- Available records
++++++++
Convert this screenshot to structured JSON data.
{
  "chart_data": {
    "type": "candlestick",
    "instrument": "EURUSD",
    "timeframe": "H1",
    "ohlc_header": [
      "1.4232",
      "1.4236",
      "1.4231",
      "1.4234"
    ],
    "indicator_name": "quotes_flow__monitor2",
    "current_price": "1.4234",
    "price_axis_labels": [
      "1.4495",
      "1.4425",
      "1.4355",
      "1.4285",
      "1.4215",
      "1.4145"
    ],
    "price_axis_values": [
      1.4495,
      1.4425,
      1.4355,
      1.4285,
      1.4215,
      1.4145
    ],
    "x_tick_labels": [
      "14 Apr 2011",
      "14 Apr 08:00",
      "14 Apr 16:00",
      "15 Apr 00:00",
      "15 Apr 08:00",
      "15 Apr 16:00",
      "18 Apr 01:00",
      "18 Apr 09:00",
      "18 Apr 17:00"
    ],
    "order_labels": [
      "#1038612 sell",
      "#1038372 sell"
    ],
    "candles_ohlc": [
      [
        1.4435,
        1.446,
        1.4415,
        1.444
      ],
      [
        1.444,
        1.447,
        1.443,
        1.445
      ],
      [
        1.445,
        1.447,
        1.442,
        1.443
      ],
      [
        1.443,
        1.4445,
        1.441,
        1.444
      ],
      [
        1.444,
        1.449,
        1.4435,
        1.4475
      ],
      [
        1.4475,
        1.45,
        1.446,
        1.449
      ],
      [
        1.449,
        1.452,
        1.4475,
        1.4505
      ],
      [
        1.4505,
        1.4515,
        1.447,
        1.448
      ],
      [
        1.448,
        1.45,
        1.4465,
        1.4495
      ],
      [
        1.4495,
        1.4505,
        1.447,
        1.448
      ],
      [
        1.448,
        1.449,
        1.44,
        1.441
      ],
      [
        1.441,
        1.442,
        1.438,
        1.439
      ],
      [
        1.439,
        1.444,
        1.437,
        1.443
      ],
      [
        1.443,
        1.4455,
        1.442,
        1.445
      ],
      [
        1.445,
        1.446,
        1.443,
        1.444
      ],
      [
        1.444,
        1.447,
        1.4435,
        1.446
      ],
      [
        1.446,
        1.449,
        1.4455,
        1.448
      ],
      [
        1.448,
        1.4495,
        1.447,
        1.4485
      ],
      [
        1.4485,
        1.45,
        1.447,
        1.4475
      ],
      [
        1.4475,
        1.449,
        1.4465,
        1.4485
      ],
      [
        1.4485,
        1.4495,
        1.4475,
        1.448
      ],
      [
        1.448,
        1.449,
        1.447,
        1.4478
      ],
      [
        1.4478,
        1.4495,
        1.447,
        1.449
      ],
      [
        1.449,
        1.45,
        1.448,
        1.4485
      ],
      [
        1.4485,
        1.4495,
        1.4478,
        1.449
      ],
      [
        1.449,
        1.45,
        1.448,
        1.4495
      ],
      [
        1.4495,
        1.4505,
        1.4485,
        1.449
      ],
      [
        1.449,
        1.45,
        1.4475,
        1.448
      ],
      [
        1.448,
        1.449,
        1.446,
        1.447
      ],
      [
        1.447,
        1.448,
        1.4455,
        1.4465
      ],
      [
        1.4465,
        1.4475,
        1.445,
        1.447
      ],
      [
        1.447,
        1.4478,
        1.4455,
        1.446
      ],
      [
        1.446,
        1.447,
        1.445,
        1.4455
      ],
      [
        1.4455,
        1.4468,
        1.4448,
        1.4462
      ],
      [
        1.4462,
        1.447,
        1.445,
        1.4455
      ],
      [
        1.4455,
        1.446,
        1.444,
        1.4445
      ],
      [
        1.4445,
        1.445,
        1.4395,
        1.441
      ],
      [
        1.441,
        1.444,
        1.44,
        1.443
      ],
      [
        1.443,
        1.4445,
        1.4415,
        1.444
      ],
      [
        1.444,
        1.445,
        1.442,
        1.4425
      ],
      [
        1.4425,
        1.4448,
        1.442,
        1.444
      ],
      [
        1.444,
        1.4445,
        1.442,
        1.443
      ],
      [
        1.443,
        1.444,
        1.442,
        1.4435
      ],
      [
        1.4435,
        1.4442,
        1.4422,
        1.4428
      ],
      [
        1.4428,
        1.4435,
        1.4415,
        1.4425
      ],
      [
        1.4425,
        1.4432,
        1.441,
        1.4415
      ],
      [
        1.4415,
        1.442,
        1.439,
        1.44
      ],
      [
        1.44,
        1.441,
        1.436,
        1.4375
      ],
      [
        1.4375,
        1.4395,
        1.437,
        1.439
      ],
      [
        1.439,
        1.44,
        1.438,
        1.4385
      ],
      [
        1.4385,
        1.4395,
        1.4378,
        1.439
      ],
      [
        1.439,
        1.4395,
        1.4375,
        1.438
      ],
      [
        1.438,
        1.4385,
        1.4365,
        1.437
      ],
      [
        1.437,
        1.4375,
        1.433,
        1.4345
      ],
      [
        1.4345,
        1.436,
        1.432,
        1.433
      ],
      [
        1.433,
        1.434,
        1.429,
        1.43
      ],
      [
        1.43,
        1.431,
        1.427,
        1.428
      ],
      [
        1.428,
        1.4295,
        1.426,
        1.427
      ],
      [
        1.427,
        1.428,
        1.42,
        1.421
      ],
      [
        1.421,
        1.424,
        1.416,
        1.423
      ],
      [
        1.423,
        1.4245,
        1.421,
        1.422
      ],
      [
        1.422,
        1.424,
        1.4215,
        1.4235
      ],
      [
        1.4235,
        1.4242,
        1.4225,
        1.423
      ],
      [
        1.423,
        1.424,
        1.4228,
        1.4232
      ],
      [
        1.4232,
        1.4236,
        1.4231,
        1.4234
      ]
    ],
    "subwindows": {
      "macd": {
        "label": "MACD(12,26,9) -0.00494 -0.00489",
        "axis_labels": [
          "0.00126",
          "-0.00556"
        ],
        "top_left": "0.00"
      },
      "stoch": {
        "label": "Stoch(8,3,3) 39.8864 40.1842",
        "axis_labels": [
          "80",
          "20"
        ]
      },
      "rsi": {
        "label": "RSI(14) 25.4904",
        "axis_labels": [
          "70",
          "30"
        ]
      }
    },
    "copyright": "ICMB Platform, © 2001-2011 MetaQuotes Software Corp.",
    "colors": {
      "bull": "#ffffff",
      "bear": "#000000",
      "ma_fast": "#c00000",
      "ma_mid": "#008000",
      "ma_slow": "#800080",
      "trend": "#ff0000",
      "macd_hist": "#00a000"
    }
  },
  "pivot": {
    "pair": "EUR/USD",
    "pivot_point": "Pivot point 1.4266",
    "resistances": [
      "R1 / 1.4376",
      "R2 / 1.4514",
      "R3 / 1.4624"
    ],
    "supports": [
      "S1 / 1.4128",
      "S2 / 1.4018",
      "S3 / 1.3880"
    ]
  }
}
++++++++
Output every record above exactly as it appears.

- The output
Convert this screenshot to structured JSON data.
{
  "chart_data": {
    "type": "candlestick",
    "instrument": "EURUSD",
    "timeframe": "H1",
    "ohlc_header": [
      "1.4232",
      "1.4236",
      "1.4231",
      "1.4234"
    ],
    "indicator_name": "quotes_flow__monitor2",
    "current_price": "1.4234",
    "price_axis_labels": [
      "1.4495",
      "1.4425",
      "1.4355",
      "1.4285",
      "1.4215",
      "1.4145"
    ],
    "price_axis_values": [
      1.4495,
      1.4425,
      1.4355,
      1.4285,
      1.4215,
      1.4145
    ],
    "x_tick_labels": [
      "14 Apr 2011",
      "14 Apr 08:00",
      "14 Apr 16:00",
      "15 Apr 00:00",
      "15 Apr 08:00",
      "15 Apr 16:00",
      "18 Apr 01:00",
      "18 Apr 09:00",
      "18 Apr 17:00"
    ],
    "order_labels": [
      "#1038612 sell",
      "#1038372 sell"
    ],
    "candles_ohlc": [
      [
        1.4435,
        1.446,
        1.4415,
        1.444
      ],
      [
        1.444,
        1.447,
        1.443,
        1.445
      ],
      [
        1.445,
        1.447,
        1.442,
        1.443
      ],
      [
        1.443,
        1.4445,
        1.441,
        1.444
      ],
      [
        1.444,
        1.449,
        1.4435,
        1.4475
      ],
      [
        1.4475,
        1.45,
        1.446,
        1.449
      ],
      [
        1.449,
        1.452,
        1.4475,
        1.4505
      ],
      [
        1.4505,
        1.4515,
        1.447,
        1.448
      ],
      [
        1.448,
        1.45,
        1.4465,
        1.4495
      ],
      [
        1.4495,
        1.4505,
        1.447,
        1.448
      ],
      [
        1.448,
        1.449,
        1.44,
        1.441
      ],
      [
        1.441,
        1.442,
        1.438,
        1.439
      ],
      [
        1.439,
        1.444,
        1.437,
        1.443
      ],
      [
        1.443,
        1.4455,
        1.442,
        1.445
      ],
      [
        1.445,
        1.446,
        1.443,
        1.444
      ],
      [
        1.444,
        1.447,
        1.4435,
        1.446
      ],
      [
        1.446,
        1.449,
        1.4455,
        1.448
      ],
      [
        1.448,
        1.4495,
        1.447,
        1.4485
      ],
      [
        1.4485,
        1.45,
        1.447,
        1.4475
      ],
      [
        1.4475,
        1.449,
        1.4465,
        1.4485
      ],
      [
        1.4485,
        1.4495,
        1.4475,
        1.448
      ],
      [
        1.448,
        1.449,
        1.447,
        1.4478
      ],
      [
        1.4478,
        1.4495,
        1.447,
        1.449
      ],
      [
        1.449,
        1.45,
        1.448,
        1.4485
      ],
      [
        1.4485,
        1.4495,
        1.4478,
        1.449
      ],
      [
        1.449,
        1.45,
        1.448,
        1.4495
      ],
      [
        1.4495,
        1.4505,
        1.4485,
        1.449
      ],
      [
        1.449,
        1.45,
        1.4475,
        1.448
      ],
      [
        1.448,
        1.449,
        1.446,
        1.447
      ],
      [
        1.447,
        1.448,
        1.4455,
        1.4465
      ],
      [
        1.4465,
        1.4475,
        1.445,
        1.447
      ],
      [
        1.447,
        1.4478,
        1.4455,
        1.446
      ],
      [
        1.446,
        1.447,
        1.445,
        1.4455
      ],
      [
        1.4455,
        1.4468,
        1.4448,
        1.4462
      ],
      [
        1.4462,
        1.447,
        1.445,
        1.4455
      ],
      [
        1.4455,
        1.446,
        1.444,
        1.4445
      ],
      [
        1.4445,
        1.445,
        1.4395,
        1.441
      ],
      [
        1.441,
        1.444,
        1.44,
        1.443
      ],
      [
        1.443,
        1.4445,
        1.4415,
        1.444
      ],
      [
        1.444,
        1.445,
        1.442,
        1.4425
      ],
      [
        1.4425,
        1.4448,
        1.442,
        1.444
      ],
      [
        1.444,
        1.4445,
        1.442,
        1.443
      ],
      [
        1.443,
        1.444,
        1.442,
        1.4435
      ],
      [
        1.4435,
        1.4442,
        1.4422,
        1.4428
      ],
      [
        1.4428,
        1.4435,
        1.4415,
        1.4425
      ],
      [
        1.4425,
        1.4432,
        1.441,
        1.4415
      ],
      [
        1.4415,
        1.442,
        1.439,
        1.44
      ],
      [
        1.44,
        1.441,
        1.436,
        1.4375
      ],
      [
        1.4375,
        1.4395,
        1.437,
        1.439
      ],
      [
        1.439,
        1.44,
        1.438,
        1.4385
      ],
      [
        1.4385,
        1.4395,
        1.4378,
        1.439
      ],
      [
        1.439,
        1.4395,
        1.4375,
        1.438
      ],
      [
        1.438,
        1.4385,
        1.4365,
        1.437
      ],
      [
        1.437,
        1.4375,
        1.433,
        1.4345
      ],
      [
        1.4345,
        1.436,
        1.432,
        1.433
      ],
      [
        1.433,
        1.434,
        1.429,
        1.43
      ],
      [
        1.43,
        1.431,
        1.427,
        1.428
      ],
      [
        1.428,
        1.4295,
        1.426,
        1.427
      ],
      [
        1.427,
        1.428,
        1.42,
        1.421
      ],
      [
        1.421,
        1.424,
        1.416,
        1.423
      ],
      [
        1.423,
        1.4245,
        1.421,
        1.422
      ],
      [
        1.422,
        1.424,
        1.4215,
        1.4235
      ],
      [
        1.4235,
        1.4242,
        1.4225,
        1.423
      ],
      [
        1.423,
        1.424,
        1.4228,
        1.4232
      ],
      [
        1.4232,
        1.4236,
        1.4231,
        1.4234
      ]
    ],
    "subwindows": {
      "macd": {
        "label": "MACD(12,26,9) -0.00494 -0.00489",
        "axis_labels": [
          "0.00126",
          "-0.00556"
        ],
        "top_left": "0.00"
      },
      "stoch": {
        "label": "Stoch(8,3,3) 39.8864 40.1842",
        "axis_labels": [
          "80",
          "20"
        ]
      },
      "rsi": {
        "label": "RSI(14) 25.4904",
        "axis_labels": [
          "70",
          "30"
        ]
      }
    },
    "copyright": "ICMB Platform, © 2001-2011 MetaQuotes Software Corp.",
    "colors": {
      "bull": "#ffffff",
      "bear": "#000000",
      "ma_fast": "#c00000",
      "ma_mid": "#008000",
      "ma_slow": "#800080",
      "trend": "#ff0000",
      "macd_hist": "#00a000"
    }
  },
  "pivot": {
    "pair": "EUR/USD",
    "pivot_point": "Pivot point 1.4266",
    "resistances": [
      "R1 / 1.4376",
      "R2 / 1.4514",
      "R3 / 1.4624"
    ],
    "supports": [
      "S1 / 1.4128",
      "S2 / 1.4018",
      "S3 / 1.3880"
    ]
  }
}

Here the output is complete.